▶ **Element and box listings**
════════════════
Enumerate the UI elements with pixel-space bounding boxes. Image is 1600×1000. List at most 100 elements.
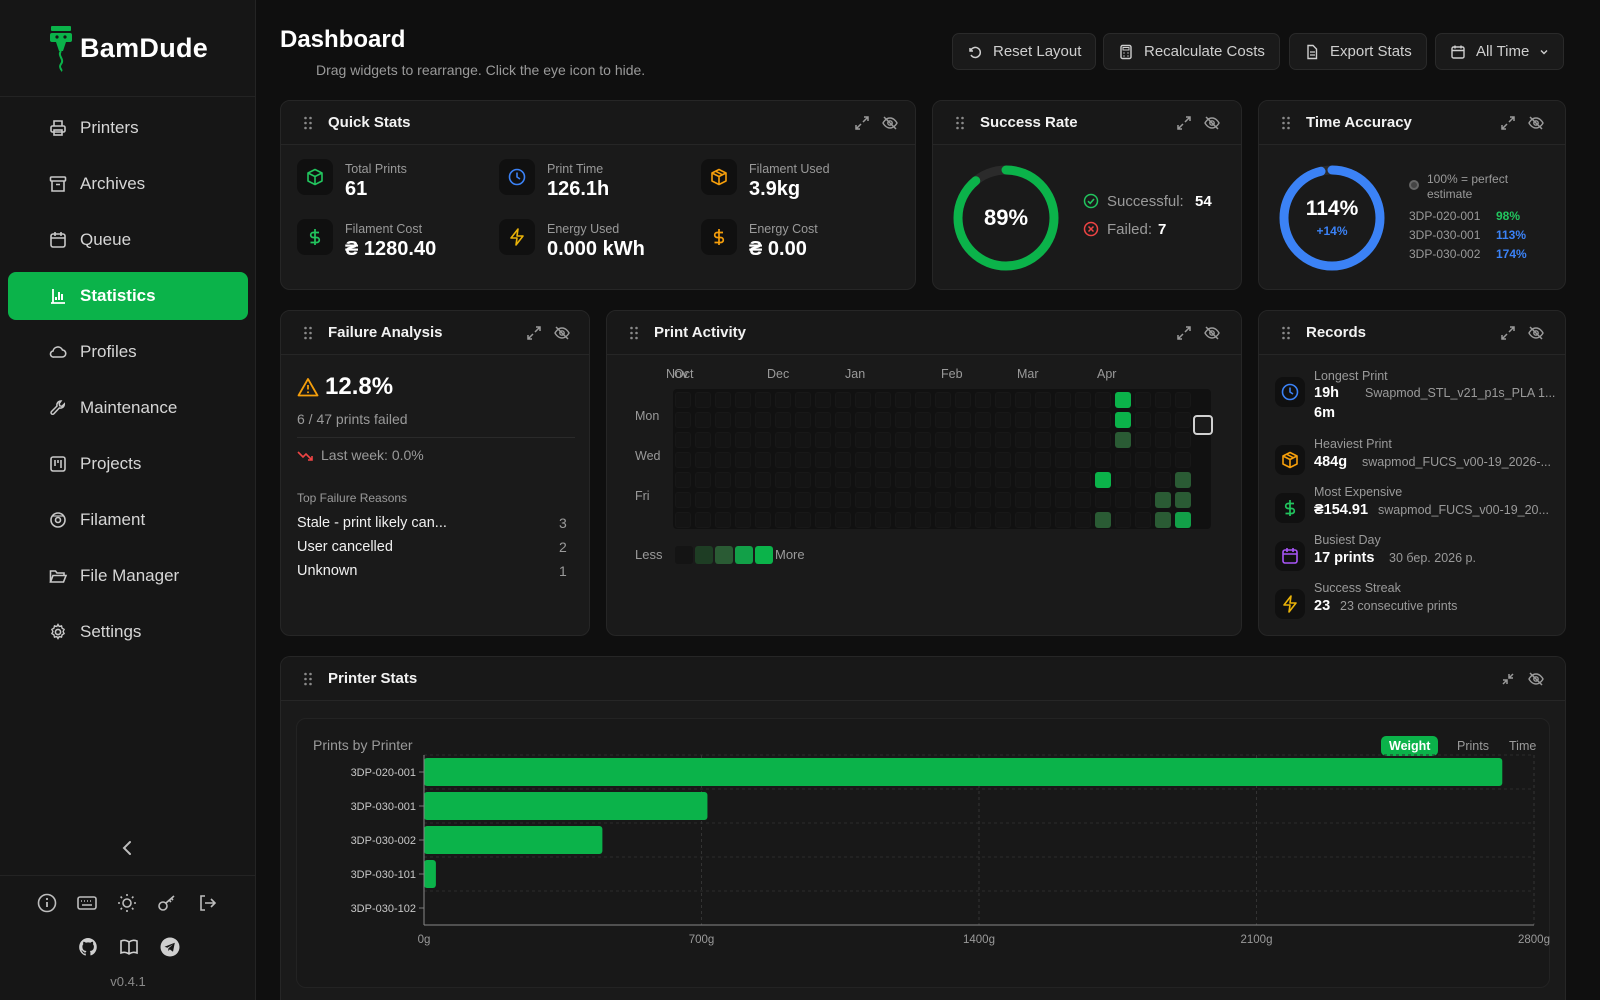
heatmap-cell[interactable] (695, 492, 711, 508)
heatmap-cell[interactable] (935, 412, 951, 428)
heatmap-cell[interactable] (915, 412, 931, 428)
heatmap-cell[interactable] (695, 472, 711, 488)
heatmap-cell[interactable] (1135, 492, 1151, 508)
heatmap-cell[interactable] (695, 512, 711, 528)
maximize-icon[interactable] (1499, 114, 1517, 132)
info-icon[interactable] (36, 892, 58, 914)
heatmap-cell[interactable] (1035, 472, 1051, 488)
heatmap-cell[interactable] (735, 512, 751, 528)
sidebar-item-printers[interactable]: Printers (8, 104, 248, 152)
heatmap-cell[interactable] (775, 492, 791, 508)
heatmap-cell[interactable] (875, 512, 891, 528)
heatmap-cell[interactable] (1155, 452, 1171, 468)
eye-off-icon[interactable] (881, 114, 899, 132)
heatmap-cell[interactable] (1055, 472, 1071, 488)
heatmap-cell[interactable] (1095, 472, 1111, 488)
heatmap-cell[interactable] (715, 452, 731, 468)
heatmap-cell[interactable] (835, 472, 851, 488)
heatmap-cell[interactable] (815, 392, 831, 408)
heatmap-cell[interactable] (755, 392, 771, 408)
book-icon[interactable] (118, 936, 140, 958)
heatmap-cell[interactable] (675, 492, 691, 508)
eye-off-icon[interactable] (553, 324, 571, 342)
heatmap-cell[interactable] (1155, 492, 1171, 508)
heatmap-cell[interactable] (775, 432, 791, 448)
heatmap-cell[interactable] (715, 512, 731, 528)
heatmap-cell[interactable] (775, 392, 791, 408)
heatmap-cell[interactable] (735, 452, 751, 468)
heatmap-cell[interactable] (775, 472, 791, 488)
heatmap-cell[interactable] (855, 512, 871, 528)
heatmap-cell[interactable] (835, 492, 851, 508)
heatmap-cell[interactable] (735, 492, 751, 508)
drag-handle-icon[interactable] (303, 116, 313, 130)
heatmap-cell[interactable] (1095, 492, 1111, 508)
heatmap-cell[interactable] (1175, 432, 1191, 448)
heatmap-cell[interactable] (755, 412, 771, 428)
heatmap-cell[interactable] (755, 452, 771, 468)
heatmap-cell[interactable] (955, 472, 971, 488)
drag-handle-icon[interactable] (303, 326, 313, 340)
heatmap-cell[interactable] (1095, 412, 1111, 428)
heatmap-cell[interactable] (815, 432, 831, 448)
heatmap-cell[interactable] (1015, 472, 1031, 488)
heatmap-cell[interactable] (1115, 432, 1131, 448)
heatmap-cell[interactable] (975, 392, 991, 408)
heatmap-cell[interactable] (975, 432, 991, 448)
heatmap-cell[interactable] (1055, 392, 1071, 408)
heatmap-cell[interactable] (1115, 412, 1131, 428)
heatmap-cell[interactable] (875, 452, 891, 468)
bar[interactable] (424, 826, 603, 854)
chart-tab-prints[interactable]: Prints (1457, 739, 1489, 753)
heatmap-cell[interactable] (935, 512, 951, 528)
heatmap-cell[interactable] (795, 412, 811, 428)
heatmap-cell[interactable] (895, 492, 911, 508)
sidebar-item-maintenance[interactable]: Maintenance (8, 384, 248, 432)
heatmap-cell[interactable] (955, 392, 971, 408)
heatmap-cell[interactable] (715, 492, 731, 508)
drag-handle-icon[interactable] (629, 326, 639, 340)
heatmap-cell[interactable] (1035, 392, 1051, 408)
export-stats-button[interactable]: Export Stats (1289, 33, 1427, 70)
sidebar-item-projects[interactable]: Projects (8, 440, 248, 488)
heatmap-cell[interactable] (835, 432, 851, 448)
heatmap-cell[interactable] (1015, 412, 1031, 428)
heatmap-cell[interactable] (1155, 512, 1171, 528)
heatmap-cell[interactable] (775, 412, 791, 428)
drag-handle-icon[interactable] (1281, 326, 1291, 340)
heatmap-cell[interactable] (675, 452, 691, 468)
chevron-left-icon[interactable] (118, 838, 138, 858)
heatmap-cell[interactable] (1055, 512, 1071, 528)
bar[interactable] (424, 860, 436, 888)
heatmap-cell[interactable] (695, 452, 711, 468)
heatmap-cell[interactable] (735, 392, 751, 408)
heatmap-cell[interactable] (875, 392, 891, 408)
minimize-icon[interactable] (1499, 670, 1517, 688)
heatmap-cell[interactable] (935, 492, 951, 508)
heatmap-cell[interactable] (1035, 512, 1051, 528)
heatmap-cell[interactable] (995, 512, 1011, 528)
heatmap-cell[interactable] (695, 392, 711, 408)
heatmap-cell[interactable] (935, 432, 951, 448)
heatmap-cell[interactable] (1095, 432, 1111, 448)
heatmap-cell[interactable] (735, 432, 751, 448)
heatmap-cell[interactable] (895, 472, 911, 488)
heatmap-cell[interactable] (935, 452, 951, 468)
heatmap-cell[interactable] (695, 412, 711, 428)
heatmap-cell[interactable] (1115, 392, 1131, 408)
heatmap-cell[interactable] (795, 432, 811, 448)
heatmap-cell[interactable] (715, 472, 731, 488)
heatmap-cell[interactable] (895, 412, 911, 428)
heatmap-cell[interactable] (1175, 492, 1191, 508)
heatmap-cell[interactable] (895, 392, 911, 408)
heatmap-cell[interactable] (1135, 452, 1151, 468)
heatmap-cell[interactable] (995, 452, 1011, 468)
eye-off-icon[interactable] (1203, 324, 1221, 342)
heatmap-cell[interactable] (1035, 492, 1051, 508)
heatmap-cell[interactable] (775, 452, 791, 468)
keyboard-icon[interactable] (76, 892, 98, 914)
heatmap-cell[interactable] (875, 492, 891, 508)
drag-handle-icon[interactable] (955, 116, 965, 130)
heatmap-cell[interactable] (815, 512, 831, 528)
heatmap-cell[interactable] (955, 452, 971, 468)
════════════════
▶ **Exercise task**
Transcribe every line of the material above word for word, leaving out the pictures.

▶ **Solved problem**
Enumerate the UI elements with pixel-space bounding boxes. Image is 1600×1000. List at most 100 elements.
heatmap-cell[interactable] (695, 492, 711, 508)
heatmap-cell[interactable] (935, 412, 951, 428)
heatmap-cell[interactable] (915, 412, 931, 428)
heatmap-cell[interactable] (695, 472, 711, 488)
heatmap-cell[interactable] (1135, 492, 1151, 508)
heatmap-cell[interactable] (695, 512, 711, 528)
maximize-icon[interactable] (1499, 114, 1517, 132)
info-icon[interactable] (36, 892, 58, 914)
heatmap-cell[interactable] (1035, 472, 1051, 488)
heatmap-cell[interactable] (735, 512, 751, 528)
sidebar-item-printers[interactable]: Printers (8, 104, 248, 152)
heatmap-cell[interactable] (775, 492, 791, 508)
heatmap-cell[interactable] (875, 512, 891, 528)
heatmap-cell[interactable] (1155, 452, 1171, 468)
eye-off-icon[interactable] (881, 114, 899, 132)
heatmap-cell[interactable] (1055, 472, 1071, 488)
heatmap-cell[interactable] (1095, 472, 1111, 488)
heatmap-cell[interactable] (715, 452, 731, 468)
heatmap-cell[interactable] (835, 472, 851, 488)
heatmap-cell[interactable] (815, 392, 831, 408)
heatmap-cell[interactable] (755, 392, 771, 408)
book-icon[interactable] (118, 936, 140, 958)
heatmap-cell[interactable] (675, 492, 691, 508)
eye-off-icon[interactable] (553, 324, 571, 342)
heatmap-cell[interactable] (1155, 492, 1171, 508)
heatmap-cell[interactable] (775, 432, 791, 448)
heatmap-cell[interactable] (715, 512, 731, 528)
heatmap-cell[interactable] (775, 392, 791, 408)
heatmap-cell[interactable] (735, 452, 751, 468)
heatmap-cell[interactable] (775, 472, 791, 488)
heatmap-cell[interactable] (855, 512, 871, 528)
heatmap-cell[interactable] (835, 492, 851, 508)
heatmap-cell[interactable] (735, 492, 751, 508)
drag-handle-icon[interactable] (303, 116, 313, 130)
heatmap-cell[interactable] (1095, 492, 1111, 508)
heatmap-cell[interactable] (1175, 432, 1191, 448)
heatmap-cell[interactable] (755, 412, 771, 428)
heatmap-cell[interactable] (755, 452, 771, 468)
heatmap-cell[interactable] (955, 472, 971, 488)
drag-handle-icon[interactable] (303, 326, 313, 340)
heatmap-cell[interactable] (1095, 412, 1111, 428)
heatmap-cell[interactable] (815, 432, 831, 448)
heatmap-cell[interactable] (1015, 472, 1031, 488)
heatmap-cell[interactable] (1115, 432, 1131, 448)
heatmap-cell[interactable] (975, 392, 991, 408)
heatmap-cell[interactable] (975, 432, 991, 448)
heatmap-cell[interactable] (1055, 392, 1071, 408)
heatmap-cell[interactable] (1115, 412, 1131, 428)
heatmap-cell[interactable] (875, 452, 891, 468)
bar[interactable] (424, 826, 603, 854)
chart-tab-prints[interactable]: Prints (1457, 739, 1489, 753)
heatmap-cell[interactable] (935, 512, 951, 528)
heatmap-cell[interactable] (795, 412, 811, 428)
heatmap-cell[interactable] (895, 492, 911, 508)
sidebar-item-maintenance[interactable]: Maintenance (8, 384, 248, 432)
heatmap-cell[interactable] (955, 392, 971, 408)
heatmap-cell[interactable] (715, 492, 731, 508)
drag-handle-icon[interactable] (629, 326, 639, 340)
heatmap-cell[interactable] (1035, 392, 1051, 408)
export-stats-button[interactable]: Export Stats (1289, 33, 1427, 70)
sidebar-item-projects[interactable]: Projects (8, 440, 248, 488)
heatmap-cell[interactable] (835, 432, 851, 448)
heatmap-cell[interactable] (1015, 412, 1031, 428)
heatmap-cell[interactable] (1155, 512, 1171, 528)
heatmap-cell[interactable] (775, 412, 791, 428)
drag-handle-icon[interactable] (1281, 326, 1291, 340)
heatmap-cell[interactable] (675, 452, 691, 468)
chevron-left-icon[interactable] (118, 838, 138, 858)
heatmap-cell[interactable] (1055, 512, 1071, 528)
bar[interactable] (424, 860, 436, 888)
heatmap-cell[interactable] (695, 452, 711, 468)
heatmap-cell[interactable] (735, 392, 751, 408)
heatmap-cell[interactable] (875, 392, 891, 408)
minimize-icon[interactable] (1499, 670, 1517, 688)
heatmap-cell[interactable] (935, 492, 951, 508)
heatmap-cell[interactable] (1035, 512, 1051, 528)
heatmap-cell[interactable] (995, 512, 1011, 528)
heatmap-cell[interactable] (695, 392, 711, 408)
heatmap-cell[interactable] (935, 432, 951, 448)
heatmap-cell[interactable] (1095, 432, 1111, 448)
heatmap-cell[interactable] (735, 432, 751, 448)
heatmap-cell[interactable] (895, 472, 911, 488)
heatmap-cell[interactable] (935, 452, 951, 468)
heatmap-cell[interactable] (695, 412, 711, 428)
heatmap-cell[interactable] (1115, 392, 1131, 408)
heatmap-cell[interactable] (795, 432, 811, 448)
heatmap-cell[interactable] (715, 472, 731, 488)
heatmap-cell[interactable] (895, 412, 911, 428)
heatmap-cell[interactable] (1175, 492, 1191, 508)
heatmap-cell[interactable] (895, 392, 911, 408)
heatmap-cell[interactable] (1135, 452, 1151, 468)
heatmap-cell[interactable] (995, 452, 1011, 468)
eye-off-icon[interactable] (1203, 324, 1221, 342)
heatmap-cell[interactable] (1035, 492, 1051, 508)
heatmap-cell[interactable] (775, 452, 791, 468)
keyboard-icon[interactable] (76, 892, 98, 914)
heatmap-cell[interactable] (875, 492, 891, 508)
drag-handle-icon[interactable] (955, 116, 965, 130)
heatmap-cell[interactable] (815, 512, 831, 528)
heatmap-cell[interactable] (955, 452, 971, 468)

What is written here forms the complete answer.